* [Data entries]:

######

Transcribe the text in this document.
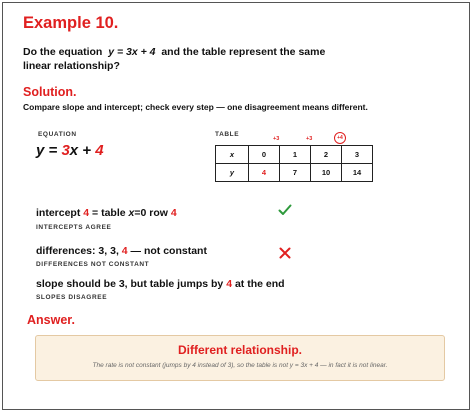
Example 10.
Do the equation y = 3x + 4 and the table represent the same linear relationship?
Solution.
Compare slope and intercept; check every step — one disagreement means different.
EQUATION
y = 3x + 4
TABLE
+3	+3	+4
x	0	1	2	3
y	4	7	10	14
intercept 4 = table x=0 row 4
INTERCEPTS AGREE
differences: 3, 3, 4 — not constant
DIFFERENCES NOT CONSTANT
slope should be 3, but table jumps by 4 at the end
SLOPES DISAGREE
Answer.
Different relationship.
The rate is not constant (jumps by 4 instead of 3), so the table is not y = 3x + 4 — in fact it is not linear.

######

* [Exercise]: Repeat the records word for word. Any picture in them should be left out.

* [Response to the task]:
Transcribe the text in this document.
Example 10.
Do the equation y = 3x + 4 and the table represent the same linear relationship?
Solution.
Compare slope and intercept; check every step — one disagreement means different.
EQUATION
y = 3x + 4
TABLE
+3	+3	+4
x	0	1	2	3
y	4	7	10	14
intercept 4 = table x=0 row 4
INTERCEPTS AGREE
differences: 3, 3, 4 — not constant
DIFFERENCES NOT CONSTANT
slope should be 3, but table jumps by 4 at the end
SLOPES DISAGREE
Answer.
Different relationship.
The rate is not constant (jumps by 4 instead of 3), so the table is not y = 3x + 4 — in fact it is not linear.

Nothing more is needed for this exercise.